● Data items:
########

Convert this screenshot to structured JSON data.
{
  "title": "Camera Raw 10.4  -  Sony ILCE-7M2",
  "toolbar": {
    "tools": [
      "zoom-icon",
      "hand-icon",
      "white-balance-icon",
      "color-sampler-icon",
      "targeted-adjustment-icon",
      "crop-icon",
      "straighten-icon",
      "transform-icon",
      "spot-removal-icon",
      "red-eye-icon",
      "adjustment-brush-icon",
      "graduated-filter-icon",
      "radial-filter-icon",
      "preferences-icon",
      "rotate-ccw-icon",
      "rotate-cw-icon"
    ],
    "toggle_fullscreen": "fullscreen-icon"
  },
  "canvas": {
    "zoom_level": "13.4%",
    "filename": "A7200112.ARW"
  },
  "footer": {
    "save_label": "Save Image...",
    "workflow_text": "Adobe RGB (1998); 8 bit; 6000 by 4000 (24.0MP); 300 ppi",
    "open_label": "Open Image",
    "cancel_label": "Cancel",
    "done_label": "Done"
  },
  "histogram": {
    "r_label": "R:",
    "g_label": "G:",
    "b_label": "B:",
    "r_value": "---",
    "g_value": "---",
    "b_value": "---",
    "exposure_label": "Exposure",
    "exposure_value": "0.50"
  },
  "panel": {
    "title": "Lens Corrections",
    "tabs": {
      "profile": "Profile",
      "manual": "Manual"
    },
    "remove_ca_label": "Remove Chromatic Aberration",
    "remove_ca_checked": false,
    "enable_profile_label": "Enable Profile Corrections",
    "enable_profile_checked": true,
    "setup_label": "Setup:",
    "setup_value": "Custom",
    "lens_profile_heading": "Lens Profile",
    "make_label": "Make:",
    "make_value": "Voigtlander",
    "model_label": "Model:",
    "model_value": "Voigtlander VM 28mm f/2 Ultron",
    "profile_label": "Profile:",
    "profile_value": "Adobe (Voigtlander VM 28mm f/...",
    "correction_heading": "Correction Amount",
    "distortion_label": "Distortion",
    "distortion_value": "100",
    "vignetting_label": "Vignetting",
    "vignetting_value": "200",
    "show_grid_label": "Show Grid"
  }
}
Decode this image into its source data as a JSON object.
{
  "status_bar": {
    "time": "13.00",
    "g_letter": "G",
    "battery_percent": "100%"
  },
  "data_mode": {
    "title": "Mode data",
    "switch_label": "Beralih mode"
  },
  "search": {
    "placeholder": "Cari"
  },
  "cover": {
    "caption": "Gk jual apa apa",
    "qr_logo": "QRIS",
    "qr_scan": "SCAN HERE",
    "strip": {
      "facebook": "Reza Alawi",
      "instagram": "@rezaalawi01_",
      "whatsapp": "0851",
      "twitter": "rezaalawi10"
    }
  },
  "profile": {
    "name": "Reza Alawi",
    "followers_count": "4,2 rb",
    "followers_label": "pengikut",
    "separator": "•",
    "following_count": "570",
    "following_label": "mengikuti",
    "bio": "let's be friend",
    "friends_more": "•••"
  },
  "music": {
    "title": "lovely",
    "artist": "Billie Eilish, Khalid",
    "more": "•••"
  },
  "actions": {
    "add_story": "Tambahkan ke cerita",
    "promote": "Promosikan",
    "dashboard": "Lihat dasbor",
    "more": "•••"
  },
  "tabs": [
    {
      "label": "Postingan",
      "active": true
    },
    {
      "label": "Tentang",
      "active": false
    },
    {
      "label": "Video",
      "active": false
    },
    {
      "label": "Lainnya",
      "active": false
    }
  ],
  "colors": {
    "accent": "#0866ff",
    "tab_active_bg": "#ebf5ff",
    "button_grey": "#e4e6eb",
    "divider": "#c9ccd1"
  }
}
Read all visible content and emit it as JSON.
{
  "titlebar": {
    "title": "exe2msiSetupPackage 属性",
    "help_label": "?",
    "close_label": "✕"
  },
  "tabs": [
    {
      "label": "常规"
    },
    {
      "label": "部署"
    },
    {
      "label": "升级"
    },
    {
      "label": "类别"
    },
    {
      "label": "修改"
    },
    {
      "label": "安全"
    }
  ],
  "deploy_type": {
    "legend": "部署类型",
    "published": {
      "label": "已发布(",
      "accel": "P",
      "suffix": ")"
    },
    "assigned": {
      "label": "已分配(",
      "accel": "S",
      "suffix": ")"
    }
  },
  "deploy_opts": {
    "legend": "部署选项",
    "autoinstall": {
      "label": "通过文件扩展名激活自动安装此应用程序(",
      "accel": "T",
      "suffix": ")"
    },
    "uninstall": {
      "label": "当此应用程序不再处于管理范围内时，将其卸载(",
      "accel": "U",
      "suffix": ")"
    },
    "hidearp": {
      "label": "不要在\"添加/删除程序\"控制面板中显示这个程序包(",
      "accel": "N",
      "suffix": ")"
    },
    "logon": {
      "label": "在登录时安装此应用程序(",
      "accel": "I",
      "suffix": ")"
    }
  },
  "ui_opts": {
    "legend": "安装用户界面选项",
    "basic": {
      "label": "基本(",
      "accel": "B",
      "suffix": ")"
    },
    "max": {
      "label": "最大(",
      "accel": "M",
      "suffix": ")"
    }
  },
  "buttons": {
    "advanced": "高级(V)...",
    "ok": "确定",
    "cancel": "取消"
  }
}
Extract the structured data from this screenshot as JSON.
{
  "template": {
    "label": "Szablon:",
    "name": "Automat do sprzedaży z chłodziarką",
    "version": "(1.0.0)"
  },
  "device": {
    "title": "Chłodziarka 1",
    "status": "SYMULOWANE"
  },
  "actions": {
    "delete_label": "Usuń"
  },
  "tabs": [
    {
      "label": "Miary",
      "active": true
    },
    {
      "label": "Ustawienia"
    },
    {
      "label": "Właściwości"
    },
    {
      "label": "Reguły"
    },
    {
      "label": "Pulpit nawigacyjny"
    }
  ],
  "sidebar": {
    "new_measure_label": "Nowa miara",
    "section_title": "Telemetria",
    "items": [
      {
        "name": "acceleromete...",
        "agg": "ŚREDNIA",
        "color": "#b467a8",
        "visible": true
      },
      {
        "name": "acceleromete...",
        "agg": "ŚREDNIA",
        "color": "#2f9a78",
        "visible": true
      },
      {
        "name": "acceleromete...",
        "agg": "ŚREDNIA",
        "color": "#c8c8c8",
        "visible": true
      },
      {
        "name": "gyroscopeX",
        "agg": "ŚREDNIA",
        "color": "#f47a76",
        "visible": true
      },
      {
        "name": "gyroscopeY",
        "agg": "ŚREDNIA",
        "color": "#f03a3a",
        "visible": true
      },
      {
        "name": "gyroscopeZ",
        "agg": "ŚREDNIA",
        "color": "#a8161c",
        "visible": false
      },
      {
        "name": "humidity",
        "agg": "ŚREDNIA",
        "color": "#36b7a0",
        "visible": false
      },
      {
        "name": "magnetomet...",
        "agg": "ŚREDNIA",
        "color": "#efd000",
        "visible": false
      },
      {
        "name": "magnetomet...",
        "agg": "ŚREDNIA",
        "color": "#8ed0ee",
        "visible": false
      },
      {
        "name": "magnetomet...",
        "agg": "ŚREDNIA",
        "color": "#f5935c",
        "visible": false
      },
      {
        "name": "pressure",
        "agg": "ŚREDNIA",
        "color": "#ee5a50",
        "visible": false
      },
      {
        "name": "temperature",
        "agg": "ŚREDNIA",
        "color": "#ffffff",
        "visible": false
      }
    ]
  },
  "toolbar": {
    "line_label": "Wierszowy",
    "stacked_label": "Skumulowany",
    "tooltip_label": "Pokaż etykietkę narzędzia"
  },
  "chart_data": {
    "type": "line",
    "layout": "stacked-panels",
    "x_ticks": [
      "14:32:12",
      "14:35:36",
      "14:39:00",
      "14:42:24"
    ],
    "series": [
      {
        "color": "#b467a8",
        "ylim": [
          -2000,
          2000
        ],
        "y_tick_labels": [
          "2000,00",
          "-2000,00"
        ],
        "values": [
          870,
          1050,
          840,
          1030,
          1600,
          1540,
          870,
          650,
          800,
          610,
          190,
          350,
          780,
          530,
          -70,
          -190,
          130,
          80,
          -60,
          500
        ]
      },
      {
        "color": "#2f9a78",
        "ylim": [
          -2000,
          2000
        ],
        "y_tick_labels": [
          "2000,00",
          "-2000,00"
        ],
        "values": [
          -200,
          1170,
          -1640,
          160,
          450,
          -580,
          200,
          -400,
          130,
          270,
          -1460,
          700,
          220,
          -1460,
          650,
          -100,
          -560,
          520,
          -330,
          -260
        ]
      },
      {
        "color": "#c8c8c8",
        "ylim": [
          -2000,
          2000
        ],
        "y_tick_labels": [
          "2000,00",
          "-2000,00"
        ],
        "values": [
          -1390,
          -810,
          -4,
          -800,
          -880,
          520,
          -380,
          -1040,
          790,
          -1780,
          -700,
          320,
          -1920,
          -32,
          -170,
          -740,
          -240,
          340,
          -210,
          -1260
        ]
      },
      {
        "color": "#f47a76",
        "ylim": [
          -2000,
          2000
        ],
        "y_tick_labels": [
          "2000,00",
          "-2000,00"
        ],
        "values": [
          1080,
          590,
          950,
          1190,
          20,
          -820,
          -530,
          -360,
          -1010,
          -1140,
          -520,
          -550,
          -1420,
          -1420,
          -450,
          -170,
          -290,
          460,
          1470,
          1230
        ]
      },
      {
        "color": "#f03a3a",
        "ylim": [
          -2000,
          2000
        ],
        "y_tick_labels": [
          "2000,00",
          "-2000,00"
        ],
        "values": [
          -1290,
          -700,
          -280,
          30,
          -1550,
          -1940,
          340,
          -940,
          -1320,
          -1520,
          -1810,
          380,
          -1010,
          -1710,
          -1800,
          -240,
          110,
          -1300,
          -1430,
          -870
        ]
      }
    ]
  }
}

########

Look back over the material above and state how many lines hold the word "adjustment". Write the number and nothing else.

2